▸ Exercise description:
Extract the records below word for word and ignore the images.

***** Materials provided *****

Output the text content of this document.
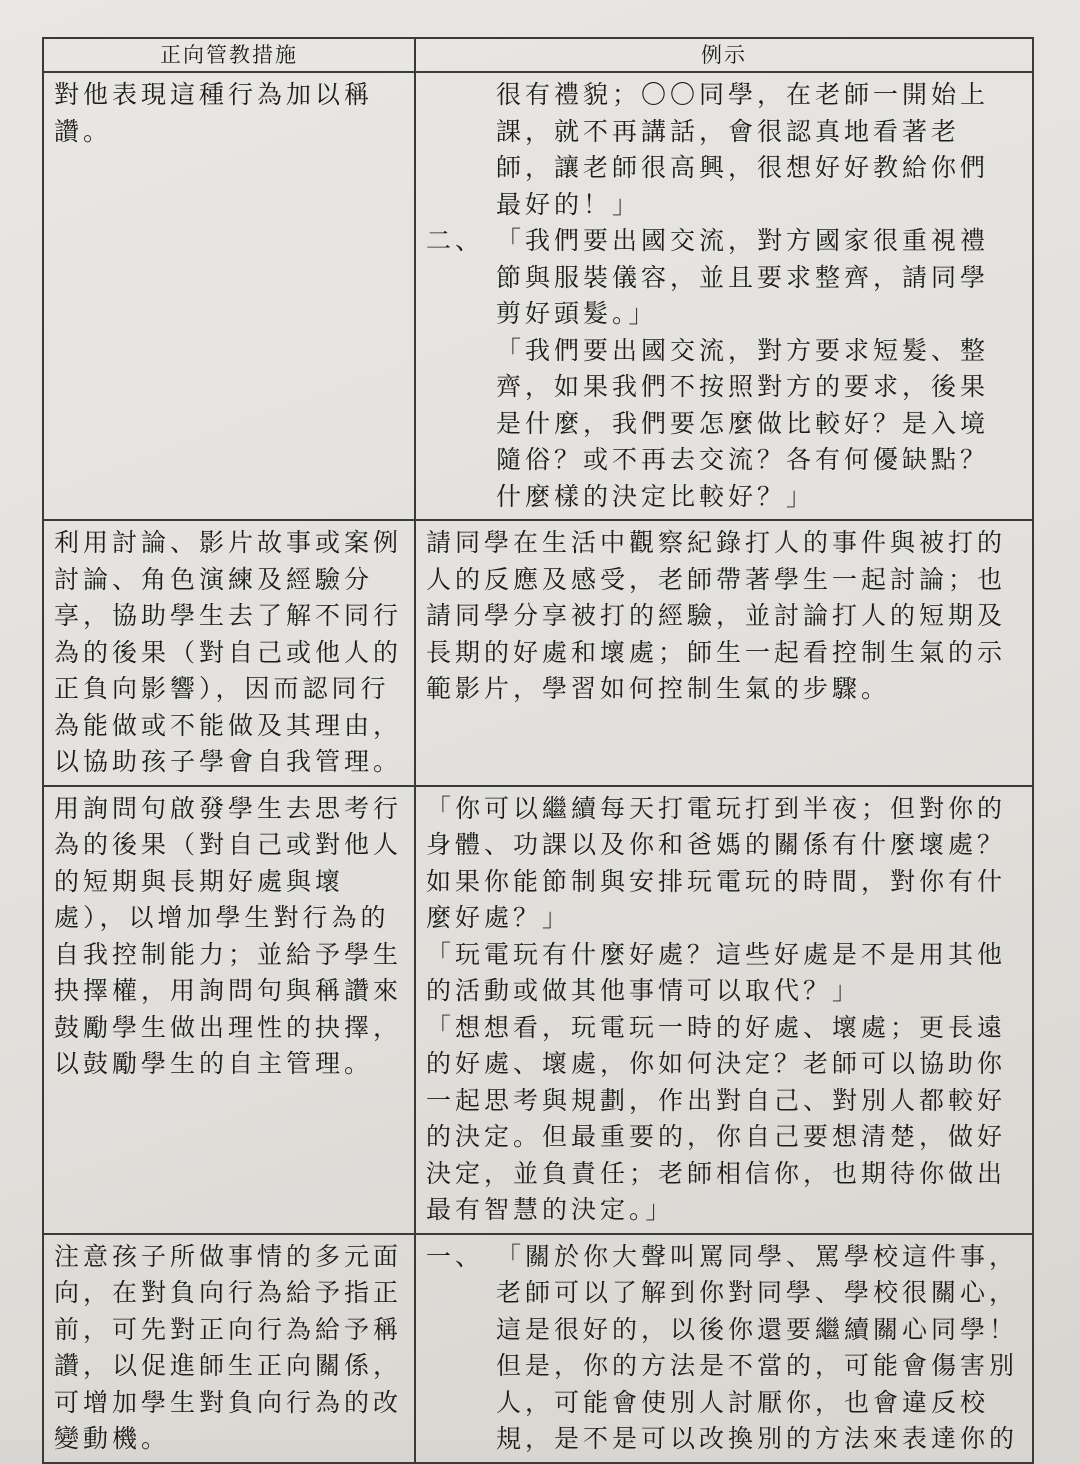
正向管教措施	例示

對他表現這種行為加以稱讚。	很有禮貌；〇〇同學，在老師一開始上課，就不再講話，會很認真地看著老師，讓老師很高興，很想好好教給你們最好的！」

二、 「我們要出國交流，對方國家很重視禮節與服裝儀容，並且要求整齊，請同學剪好頭髮。」

「我們要出國交流，對方要求短髮、整齊，如果我們不按照對方的要求，後果是什麼，我們要怎麼做比較好？是入境隨俗？或不再去交流？各有何優缺點？什麼樣的決定比較好？」

利用討論、影片故事或案例討論、角色演練及經驗分享，協助學生去了解不同行為的後果（對自己或他人的正負向影響），因而認同行為能做或不能做及其理由，以協助孩子學會自我管理。	請同學在生活中觀察紀錄打人的事件與被打的人的反應及感受，老師帶著學生一起討論；也請同學分享被打的經驗，並討論打人的短期及長期的好處和壞處；師生一起看控制生氣的示範影片，學習如何控制生氣的步驟。

用詢問句啟發學生去思考行為的後果（對自己或對他人的短期與長期好處與壞處），以增加學生對行為的自我控制能力；並給予學生抉擇權，用詢問句與稱讚來鼓勵學生做出理性的抉擇，以鼓勵學生的自主管理。	「你可以繼續每天打電玩打到半夜；但對你的身體、功課以及你和爸媽的關係有什麼壞處？如果你能節制與安排玩電玩的時間，對你有什麼好處？」

「玩電玩有什麼好處？這些好處是不是用其他的活動或做其他事情可以取代？」

「想想看，玩電玩一時的好處、壞處；更長遠的好處、壞處，你如何決定？老師可以協助你一起思考與規劃，作出對自己、對別人都較好的決定。但最重要的，你自己要想清楚，做好決定，並負責任；老師相信你，也期待你做出最有智慧的決定。」

注意孩子所做事情的多元面向，在對負向行為給予指正前，可先對正向行為給予稱讚，以促進師生正向關係，可增加學生對負向行為的改變動機。	一、 「關於你大聲叫罵同學、罵學校這件事，老師可以了解到你對同學、學校很關心，這是很好的，以後你還要繼續關心同學！但是，你的方法是不當的，可能會傷害別人，可能會使別人討厭你，也會違反校規，是不是可以改換別的方法來表達你的
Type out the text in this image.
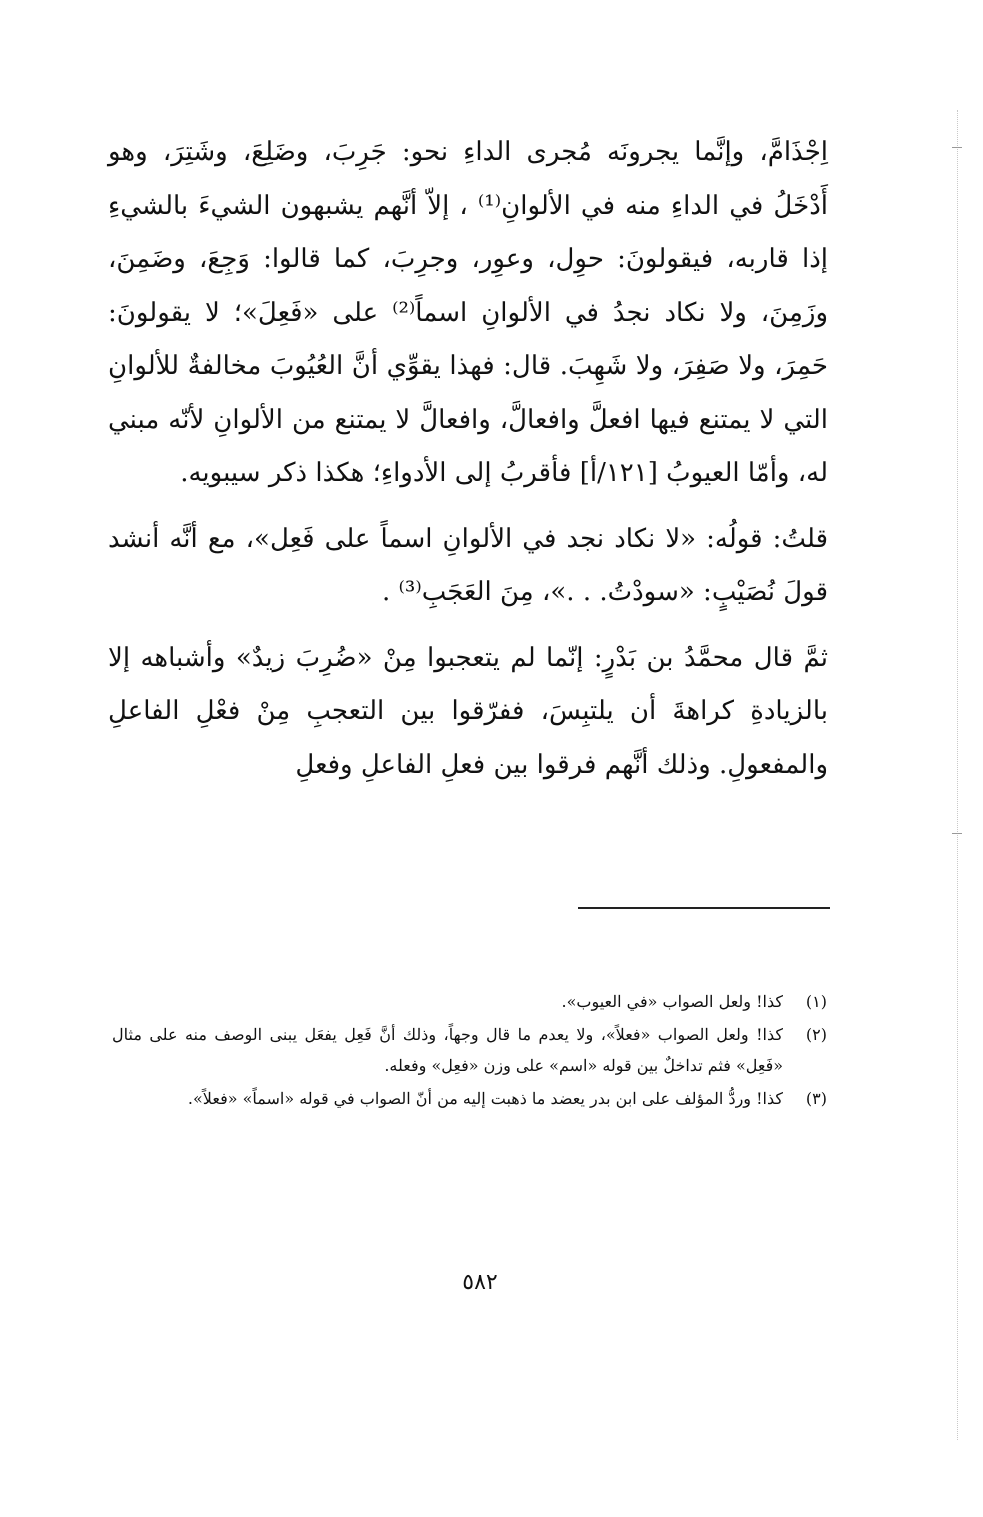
اِجْذَامَّ، وإنَّما يجرونَه مُجرى الداءِ نحو: جَرِبَ، وضَلِعَ، وشَتِرَ، وهو أَدْخَلُ في الداءِ منه في الألوانِ⁽¹⁾ ، إلاّ أنَّهم يشبهون الشيءَ بالشيءِ إذا قاربه، فيقولونَ: حوِل، وعوِر، وجرِبَ، كما قالوا: وَجِعَ، وضَمِنَ، وزَمِنَ، ولا نكاد نجدُ في الألوانِ اسماً⁽²⁾ على «فَعِلَ»؛ لا يقولونَ: حَمِرَ، ولا صَفِرَ، ولا شَهِبَ. قال: فهذا يقوِّي أنَّ العُيُوبَ مخالفةٌ للألوانِ التي لا يمتنع فيها افعلَّ وافعالَّ، وافعالَّ لا يمتنع من الألوانِ لأنّه مبني له، وأمّا العيوبُ [١٢١/أ] فأقربُ إلى الأدواءِ؛ هكذا ذكر سيبويه.

قلتُ: قولُه: «لا نكاد نجد في الألوانِ اسماً على فَعِل»، مع أنَّه أنشد قولَ نُصَيْبٍ: «سودْتُ. . .»، مِنَ العَجَبِ⁽³⁾ .

ثمَّ قال محمَّدُ بن بَدْرٍ: إنّما لم يتعجبوا مِنْ «ضُرِبَ زيدٌ» وأشباهه إلا بالزيادةِ كراهةَ أن يلتبِسَ، ففرّقوا بين التعجبِ مِنْ فعْلِ الفاعلِ والمفعولِ. وذلك أنَّهم فرقوا بين فعلِ الفاعلِ وفعلِ

(١)
كذا! ولعل الصواب «في العيوب».
(٢)
كذا! ولعل الصواب «فعلاً»، ولا يعدم ما قال وجهاً، وذلك أنَّ فَعِل يفعَل يبنى الوصف منه على مثال «فَعِل» فثم تداخلٌ بين قوله «اسم» على وزن «فعِل» وفعله.
(٣)
كذا! وردُّ المؤلف على ابن بدر يعضد ما ذهبت إليه من أنّ الصواب في قوله «اسماً» «فعلاً».
٥٨٢
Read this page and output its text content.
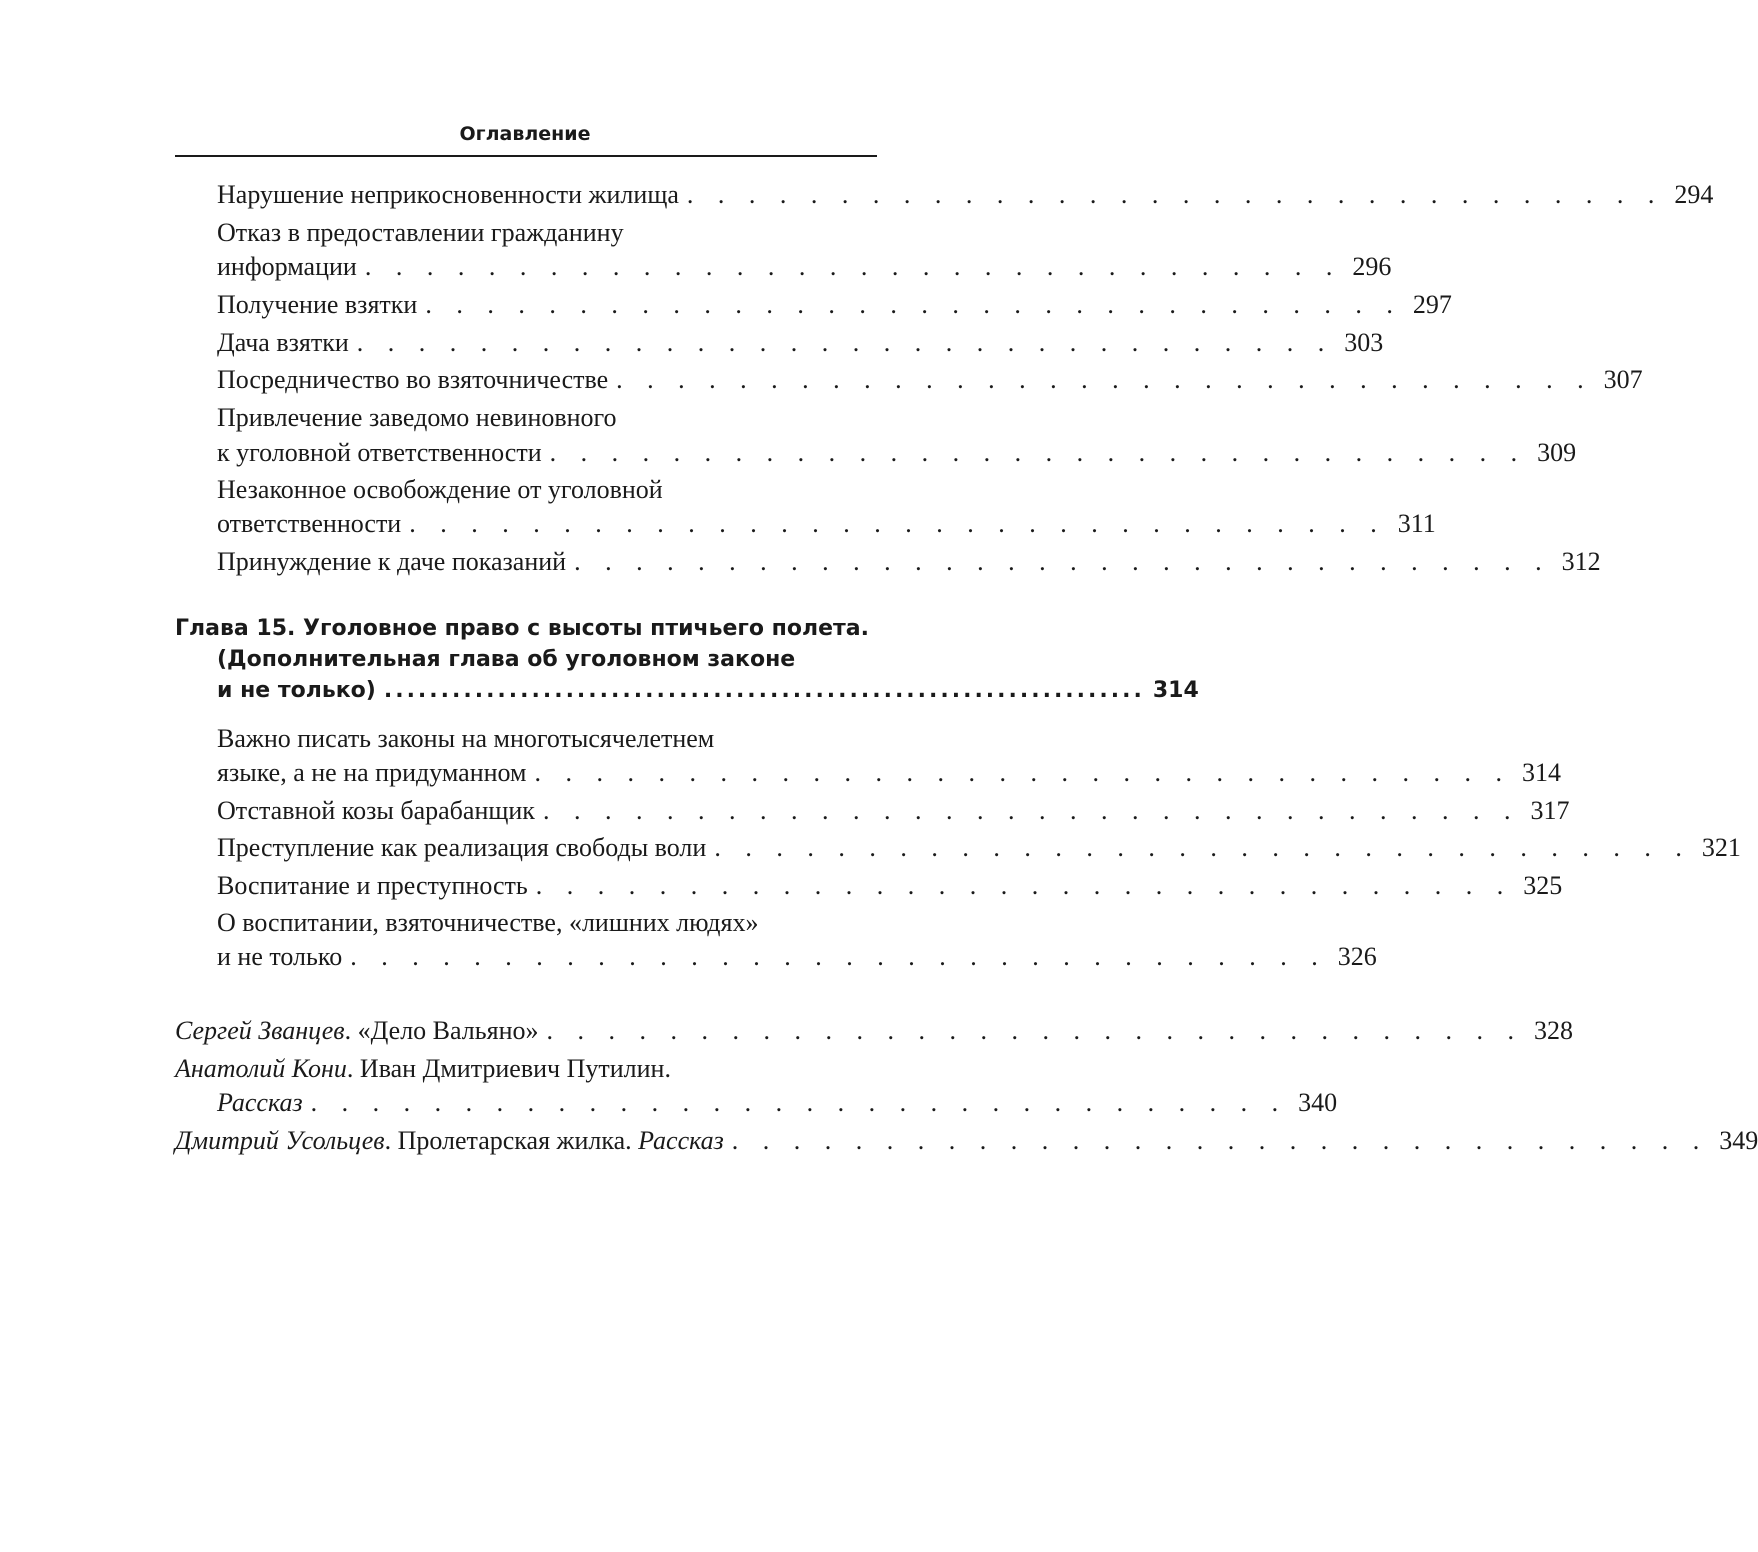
Оглавление
Нарушение неприкосновенности жилища . . . . . . . . . . . . . . . . . . . . . . . . . . . . . . . . 294
Отказ в предоставлении гражданину
информации . . . . . . . . . . . . . . . . . . . . . . . . . . . . . . . . 296
Получение взятки . . . . . . . . . . . . . . . . . . . . . . . . . . . . . . . . 297
Дача взятки . . . . . . . . . . . . . . . . . . . . . . . . . . . . . . . . 303
Посредничество во взяточничестве . . . . . . . . . . . . . . . . . . . . . . . . . . . . . . . . 307
Привлечение заведомо невиновного
к уголовной ответственности . . . . . . . . . . . . . . . . . . . . . . . . . . . . . . . . 309
Незаконное освобождение от уголовной
ответственности . . . . . . . . . . . . . . . . . . . . . . . . . . . . . . . . 311
Принуждение к даче показаний . . . . . . . . . . . . . . . . . . . . . . . . . . . . . . . . 312
Глава 15. Уголовное право с высоты птичьего полета.
(Дополнительная глава об уголовном законе
и не только) ................................................................... 314
Важно писать законы на многотысячелетнем
языке, а не на придуманном . . . . . . . . . . . . . . . . . . . . . . . . . . . . . . . . 314
Отставной козы барабанщик . . . . . . . . . . . . . . . . . . . . . . . . . . . . . . . . 317
Преступление как реализация свободы воли . . . . . . . . . . . . . . . . . . . . . . . . . . . . . . . . 321
Воспитание и преступность . . . . . . . . . . . . . . . . . . . . . . . . . . . . . . . . 325
О воспитании, взяточничестве, «лишних людях»
и не только . . . . . . . . . . . . . . . . . . . . . . . . . . . . . . . . 326
Сергей Званцев. «Дело Вальяно» . . . . . . . . . . . . . . . . . . . . . . . . . . . . . . . . 328
Анатолий Кони. Иван Дмитриевич Путилин.
Рассказ . . . . . . . . . . . . . . . . . . . . . . . . . . . . . . . . 340
Дмитрий Усольцев. Пролетарская жилка. Рассказ . . . . . . . . . . . . . . . . . . . . . . . . . . . . . . . . 349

*****

▸ Response to this task:
Output the text content of this document.
正向管教措施	例示

對他表現這種行為加以稱讚。	很有禮貌；〇〇同學，在老師一開始上課，就不再講話，會很認真地看著老師，讓老師很高興，很想好好教給你們最好的！」

二、 「我們要出國交流，對方國家很重視禮節與服裝儀容，並且要求整齊，請同學剪好頭髮。」

「我們要出國交流，對方要求短髮、整齊，如果我們不按照對方的要求，後果是什麼，我們要怎麼做比較好？是入境隨俗？或不再去交流？各有何優缺點？什麼樣的決定比較好？」

利用討論、影片故事或案例討論、角色演練及經驗分享，協助學生去了解不同行為的後果（對自己或他人的正負向影響），因而認同行為能做或不能做及其理由，以協助孩子學會自我管理。	請同學在生活中觀察紀錄打人的事件與被打的人的反應及感受，老師帶著學生一起討論；也請同學分享被打的經驗，並討論打人的短期及長期的好處和壞處；師生一起看控制生氣的示範影片，學習如何控制生氣的步驟。

用詢問句啟發學生去思考行為的後果（對自己或對他人的短期與長期好處與壞處），以增加學生對行為的自我控制能力；並給予學生抉擇權，用詢問句與稱讚來鼓勵學生做出理性的抉擇，以鼓勵學生的自主管理。	「你可以繼續每天打電玩打到半夜；但對你的身體、功課以及你和爸媽的關係有什麼壞處？如果你能節制與安排玩電玩的時間，對你有什麼好處？」

「玩電玩有什麼好處？這些好處是不是用其他的活動或做其他事情可以取代？」

「想想看，玩電玩一時的好處、壞處；更長遠的好處、壞處，你如何決定？老師可以協助你一起思考與規劃，作出對自己、對別人都較好的決定。但最重要的，你自己要想清楚，做好決定，並負責任；老師相信你，也期待你做出最有智慧的決定。」

注意孩子所做事情的多元面向，在對負向行為給予指正前，可先對正向行為給予稱讚，以促進師生正向關係，可增加學生對負向行為的改變動機。	一、 「關於你大聲叫罵同學、罵學校這件事，老師可以了解到你對同學、學校很關心，這是很好的，以後你還要繼續關心同學！但是，你的方法是不當的，可能會傷害別人，可能會使別人討厭你，也會違反校規，是不是可以改換別的方法來表達你的
Type out the text in this image.
اِجْذَامَّ، وإنَّما يجرونَه مُجرى الداءِ نحو: جَرِبَ، وضَلِعَ، وشَتِرَ، وهو أَدْخَلُ في الداءِ منه في الألوانِ⁽¹⁾ ، إلاّ أنَّهم يشبهون الشيءَ بالشيءِ إذا قاربه، فيقولونَ: حوِل، وعوِر، وجرِبَ، كما قالوا: وَجِعَ، وضَمِنَ، وزَمِنَ، ولا نكاد نجدُ في الألوانِ اسماً⁽²⁾ على «فَعِلَ»؛ لا يقولونَ: حَمِرَ، ولا صَفِرَ، ولا شَهِبَ. قال: فهذا يقوِّي أنَّ العُيُوبَ مخالفةٌ للألوانِ التي لا يمتنع فيها افعلَّ وافعالَّ، وافعالَّ لا يمتنع من الألوانِ لأنّه مبني له، وأمّا العيوبُ [١٢١/أ] فأقربُ إلى الأدواءِ؛ هكذا ذكر سيبويه.

قلتُ: قولُه: «لا نكاد نجد في الألوانِ اسماً على فَعِل»، مع أنَّه أنشد قولَ نُصَيْبٍ: «سودْتُ. . .»، مِنَ العَجَبِ⁽³⁾ .

ثمَّ قال محمَّدُ بن بَدْرٍ: إنّما لم يتعجبوا مِنْ «ضُرِبَ زيدٌ» وأشباهه إلا بالزيادةِ كراهةَ أن يلتبِسَ، ففرّقوا بين التعجبِ مِنْ فعْلِ الفاعلِ والمفعولِ. وذلك أنَّهم فرقوا بين فعلِ الفاعلِ وفعلِ

(١)
كذا! ولعل الصواب «في العيوب».
(٢)
كذا! ولعل الصواب «فعلاً»، ولا يعدم ما قال وجهاً، وذلك أنَّ فَعِل يفعَل يبنى الوصف منه على مثال «فَعِل» فثم تداخلٌ بين قوله «اسم» على وزن «فعِل» وفعله.
(٣)
كذا! وردُّ المؤلف على ابن بدر يعضد ما ذهبت إليه من أنّ الصواب في قوله «اسماً» «فعلاً».
٥٨٢
Read this page and output its text content.
Оглавление
Нарушение неприкосновенности жилища . . . . . . . . . . . . . . . . . . . . . . . . . . . . . . . . 294
Отказ в предоставлении гражданину
информации . . . . . . . . . . . . . . . . . . . . . . . . . . . . . . . . 296
Получение взятки . . . . . . . . . . . . . . . . . . . . . . . . . . . . . . . . 297
Дача взятки . . . . . . . . . . . . . . . . . . . . . . . . . . . . . . . . 303
Посредничество во взяточничестве . . . . . . . . . . . . . . . . . . . . . . . . . . . . . . . . 307
Привлечение заведомо невиновного
к уголовной ответственности . . . . . . . . . . . . . . . . . . . . . . . . . . . . . . . . 309
Незаконное освобождение от уголовной
ответственности . . . . . . . . . . . . . . . . . . . . . . . . . . . . . . . . 311
Принуждение к даче показаний . . . . . . . . . . . . . . . . . . . . . . . . . . . . . . . . 312
Глава 15. Уголовное право с высоты птичьего полета.
(Дополнительная глава об уголовном законе
и не только) ................................................................... 314
Важно писать законы на многотысячелетнем
языке, а не на придуманном . . . . . . . . . . . . . . . . . . . . . . . . . . . . . . . . 314
Отставной козы барабанщик . . . . . . . . . . . . . . . . . . . . . . . . . . . . . . . . 317
Преступление как реализация свободы воли . . . . . . . . . . . . . . . . . . . . . . . . . . . . . . . . 321
Воспитание и преступность . . . . . . . . . . . . . . . . . . . . . . . . . . . . . . . . 325
О воспитании, взяточничестве, «лишних людях»
и не только . . . . . . . . . . . . . . . . . . . . . . . . . . . . . . . . 326
Сергей Званцев. «Дело Вальяно» . . . . . . . . . . . . . . . . . . . . . . . . . . . . . . . . 328
Анатолий Кони. Иван Дмитриевич Путилин.
Рассказ . . . . . . . . . . . . . . . . . . . . . . . . . . . . . . . . 340
Дмитрий Усольцев. Пролетарская жилка. Рассказ . . . . . . . . . . . . . . . . . . . . . . . . . . . . . . . . 349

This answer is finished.